The request>
For the entries below, how many lines include the word "candlestick"? Give the figure and nothing more.

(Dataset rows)
-- start --

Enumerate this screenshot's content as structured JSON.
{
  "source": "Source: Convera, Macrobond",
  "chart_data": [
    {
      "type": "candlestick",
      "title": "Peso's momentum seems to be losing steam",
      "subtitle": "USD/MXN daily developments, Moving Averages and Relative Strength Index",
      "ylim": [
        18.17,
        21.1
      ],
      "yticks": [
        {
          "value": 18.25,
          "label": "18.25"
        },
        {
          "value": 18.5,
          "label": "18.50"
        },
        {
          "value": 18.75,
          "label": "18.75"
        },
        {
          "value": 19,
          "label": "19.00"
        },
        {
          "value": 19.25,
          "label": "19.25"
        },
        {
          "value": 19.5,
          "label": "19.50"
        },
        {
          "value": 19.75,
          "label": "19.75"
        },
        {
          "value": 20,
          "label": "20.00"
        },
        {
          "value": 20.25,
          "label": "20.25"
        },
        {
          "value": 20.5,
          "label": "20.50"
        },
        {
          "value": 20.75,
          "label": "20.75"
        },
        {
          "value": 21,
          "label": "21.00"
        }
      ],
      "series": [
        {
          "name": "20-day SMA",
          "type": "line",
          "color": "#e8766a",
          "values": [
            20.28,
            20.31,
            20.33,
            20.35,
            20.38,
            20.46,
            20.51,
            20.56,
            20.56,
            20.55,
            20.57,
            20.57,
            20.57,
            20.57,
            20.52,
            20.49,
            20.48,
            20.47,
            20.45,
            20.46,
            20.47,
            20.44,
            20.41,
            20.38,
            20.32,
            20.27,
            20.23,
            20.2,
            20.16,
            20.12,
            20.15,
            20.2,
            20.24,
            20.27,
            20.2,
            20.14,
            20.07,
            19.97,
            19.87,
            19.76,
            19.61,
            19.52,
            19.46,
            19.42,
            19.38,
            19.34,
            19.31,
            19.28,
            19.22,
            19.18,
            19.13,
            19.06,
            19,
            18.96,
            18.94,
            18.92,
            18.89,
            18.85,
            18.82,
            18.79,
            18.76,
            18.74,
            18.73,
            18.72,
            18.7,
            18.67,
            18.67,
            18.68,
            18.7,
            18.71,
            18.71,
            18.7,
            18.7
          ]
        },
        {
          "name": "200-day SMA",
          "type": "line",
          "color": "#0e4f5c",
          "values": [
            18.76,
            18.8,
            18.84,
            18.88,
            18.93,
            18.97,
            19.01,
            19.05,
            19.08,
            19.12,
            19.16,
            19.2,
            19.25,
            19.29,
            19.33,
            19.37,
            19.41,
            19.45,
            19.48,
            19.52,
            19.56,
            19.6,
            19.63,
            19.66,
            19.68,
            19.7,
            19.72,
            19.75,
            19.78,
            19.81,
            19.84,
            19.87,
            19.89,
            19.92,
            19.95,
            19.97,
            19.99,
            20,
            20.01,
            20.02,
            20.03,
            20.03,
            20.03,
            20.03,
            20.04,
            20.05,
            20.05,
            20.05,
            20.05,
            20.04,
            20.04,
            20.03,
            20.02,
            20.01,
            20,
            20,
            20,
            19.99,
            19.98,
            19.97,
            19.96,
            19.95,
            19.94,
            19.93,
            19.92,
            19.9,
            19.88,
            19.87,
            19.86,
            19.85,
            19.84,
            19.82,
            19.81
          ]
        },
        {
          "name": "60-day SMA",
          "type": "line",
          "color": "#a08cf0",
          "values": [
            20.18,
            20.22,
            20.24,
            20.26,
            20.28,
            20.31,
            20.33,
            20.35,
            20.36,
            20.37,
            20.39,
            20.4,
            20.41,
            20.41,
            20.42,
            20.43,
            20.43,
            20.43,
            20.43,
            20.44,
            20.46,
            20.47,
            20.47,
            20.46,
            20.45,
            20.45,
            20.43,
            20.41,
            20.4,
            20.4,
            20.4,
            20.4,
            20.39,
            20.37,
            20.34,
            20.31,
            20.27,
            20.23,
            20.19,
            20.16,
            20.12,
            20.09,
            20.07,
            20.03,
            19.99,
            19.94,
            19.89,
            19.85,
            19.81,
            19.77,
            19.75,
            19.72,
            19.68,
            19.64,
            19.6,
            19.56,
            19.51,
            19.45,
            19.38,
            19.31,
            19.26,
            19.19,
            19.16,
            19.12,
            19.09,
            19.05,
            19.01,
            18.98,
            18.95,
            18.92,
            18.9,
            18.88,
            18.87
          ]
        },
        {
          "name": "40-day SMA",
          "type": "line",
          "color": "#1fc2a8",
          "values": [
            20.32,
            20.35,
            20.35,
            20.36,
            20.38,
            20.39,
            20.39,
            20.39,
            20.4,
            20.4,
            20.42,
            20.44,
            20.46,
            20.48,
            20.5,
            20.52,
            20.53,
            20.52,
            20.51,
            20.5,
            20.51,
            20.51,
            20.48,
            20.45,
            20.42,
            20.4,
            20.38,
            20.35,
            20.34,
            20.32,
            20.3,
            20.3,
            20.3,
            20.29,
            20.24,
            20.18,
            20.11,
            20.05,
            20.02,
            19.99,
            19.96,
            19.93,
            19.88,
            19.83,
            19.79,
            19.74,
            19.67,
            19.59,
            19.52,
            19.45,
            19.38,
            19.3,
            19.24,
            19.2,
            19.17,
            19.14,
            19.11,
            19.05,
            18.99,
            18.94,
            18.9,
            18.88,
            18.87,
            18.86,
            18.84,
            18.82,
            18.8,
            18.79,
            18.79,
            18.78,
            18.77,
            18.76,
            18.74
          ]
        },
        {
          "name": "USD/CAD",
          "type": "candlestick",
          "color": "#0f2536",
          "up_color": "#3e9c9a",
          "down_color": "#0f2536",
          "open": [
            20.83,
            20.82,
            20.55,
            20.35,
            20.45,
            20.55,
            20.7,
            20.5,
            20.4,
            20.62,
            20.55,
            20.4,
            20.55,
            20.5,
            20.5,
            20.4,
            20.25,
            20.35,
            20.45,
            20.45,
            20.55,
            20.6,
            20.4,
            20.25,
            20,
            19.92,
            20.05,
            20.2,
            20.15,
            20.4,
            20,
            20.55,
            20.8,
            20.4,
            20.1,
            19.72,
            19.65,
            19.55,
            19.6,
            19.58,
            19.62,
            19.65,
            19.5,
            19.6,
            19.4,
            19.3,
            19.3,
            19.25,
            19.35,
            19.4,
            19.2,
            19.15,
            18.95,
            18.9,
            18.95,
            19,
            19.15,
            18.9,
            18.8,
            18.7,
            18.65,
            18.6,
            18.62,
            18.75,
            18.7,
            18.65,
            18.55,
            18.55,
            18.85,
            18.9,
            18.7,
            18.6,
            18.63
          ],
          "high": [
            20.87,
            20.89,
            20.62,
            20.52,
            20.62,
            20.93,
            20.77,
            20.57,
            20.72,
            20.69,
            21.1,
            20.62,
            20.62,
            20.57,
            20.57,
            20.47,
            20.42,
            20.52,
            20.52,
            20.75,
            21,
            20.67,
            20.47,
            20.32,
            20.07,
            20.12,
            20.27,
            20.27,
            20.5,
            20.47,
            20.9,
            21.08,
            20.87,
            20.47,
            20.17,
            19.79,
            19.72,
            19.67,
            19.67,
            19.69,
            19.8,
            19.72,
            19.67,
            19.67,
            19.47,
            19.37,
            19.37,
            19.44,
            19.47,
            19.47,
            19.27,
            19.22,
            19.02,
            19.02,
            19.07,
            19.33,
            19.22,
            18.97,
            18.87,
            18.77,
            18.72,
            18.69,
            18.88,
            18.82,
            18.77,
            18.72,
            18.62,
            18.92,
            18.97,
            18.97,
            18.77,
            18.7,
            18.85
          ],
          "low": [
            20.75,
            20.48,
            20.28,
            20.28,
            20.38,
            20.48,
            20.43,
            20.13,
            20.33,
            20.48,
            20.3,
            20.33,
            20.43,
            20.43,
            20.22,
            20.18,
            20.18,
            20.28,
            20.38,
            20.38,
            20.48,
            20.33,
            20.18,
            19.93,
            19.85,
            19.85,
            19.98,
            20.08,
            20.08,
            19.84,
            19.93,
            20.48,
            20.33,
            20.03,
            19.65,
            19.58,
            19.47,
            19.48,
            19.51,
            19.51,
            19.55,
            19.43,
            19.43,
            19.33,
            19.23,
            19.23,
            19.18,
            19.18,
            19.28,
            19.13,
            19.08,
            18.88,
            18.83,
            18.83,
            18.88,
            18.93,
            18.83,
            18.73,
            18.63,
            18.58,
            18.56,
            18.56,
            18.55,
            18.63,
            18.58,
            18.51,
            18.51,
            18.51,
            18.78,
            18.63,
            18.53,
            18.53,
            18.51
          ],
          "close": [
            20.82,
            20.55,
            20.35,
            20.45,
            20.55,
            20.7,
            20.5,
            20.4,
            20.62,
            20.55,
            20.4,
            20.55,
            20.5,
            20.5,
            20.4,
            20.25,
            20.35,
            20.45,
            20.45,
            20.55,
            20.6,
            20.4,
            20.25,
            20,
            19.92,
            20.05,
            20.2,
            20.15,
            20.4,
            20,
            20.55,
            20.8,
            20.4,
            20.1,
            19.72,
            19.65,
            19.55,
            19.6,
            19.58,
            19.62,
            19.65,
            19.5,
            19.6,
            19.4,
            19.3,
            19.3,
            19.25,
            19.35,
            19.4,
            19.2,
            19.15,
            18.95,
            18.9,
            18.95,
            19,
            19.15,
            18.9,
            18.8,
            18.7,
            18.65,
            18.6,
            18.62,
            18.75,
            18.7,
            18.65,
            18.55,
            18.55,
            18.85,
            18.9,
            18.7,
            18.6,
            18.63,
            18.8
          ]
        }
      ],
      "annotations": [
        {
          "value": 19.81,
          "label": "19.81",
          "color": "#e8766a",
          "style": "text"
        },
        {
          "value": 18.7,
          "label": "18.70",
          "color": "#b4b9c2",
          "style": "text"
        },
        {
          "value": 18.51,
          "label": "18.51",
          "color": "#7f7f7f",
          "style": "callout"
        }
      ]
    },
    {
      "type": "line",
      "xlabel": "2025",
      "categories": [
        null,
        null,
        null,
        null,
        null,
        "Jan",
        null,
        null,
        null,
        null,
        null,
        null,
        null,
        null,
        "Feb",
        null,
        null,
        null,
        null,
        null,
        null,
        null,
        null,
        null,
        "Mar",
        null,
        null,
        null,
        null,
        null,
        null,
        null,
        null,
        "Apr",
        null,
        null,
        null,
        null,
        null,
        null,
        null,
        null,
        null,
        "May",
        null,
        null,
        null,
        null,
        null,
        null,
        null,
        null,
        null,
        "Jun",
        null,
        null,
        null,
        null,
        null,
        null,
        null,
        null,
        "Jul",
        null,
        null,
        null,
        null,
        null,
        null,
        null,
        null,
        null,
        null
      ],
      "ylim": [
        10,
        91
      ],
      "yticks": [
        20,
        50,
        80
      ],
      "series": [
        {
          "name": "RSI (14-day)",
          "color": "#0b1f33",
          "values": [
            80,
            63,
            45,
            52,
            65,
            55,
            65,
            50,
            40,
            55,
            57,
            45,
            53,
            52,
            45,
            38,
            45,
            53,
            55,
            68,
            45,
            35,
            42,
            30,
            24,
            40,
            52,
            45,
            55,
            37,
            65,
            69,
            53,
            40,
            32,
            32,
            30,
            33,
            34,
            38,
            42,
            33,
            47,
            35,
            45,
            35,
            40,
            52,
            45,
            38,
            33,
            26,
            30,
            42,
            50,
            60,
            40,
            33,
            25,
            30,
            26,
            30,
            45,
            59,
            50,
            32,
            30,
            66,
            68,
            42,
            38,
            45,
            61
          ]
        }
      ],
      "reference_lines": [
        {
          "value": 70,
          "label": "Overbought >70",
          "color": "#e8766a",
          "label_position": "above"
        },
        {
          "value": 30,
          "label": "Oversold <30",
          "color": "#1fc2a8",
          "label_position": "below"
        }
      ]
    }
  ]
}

-- end --

Correct response>
2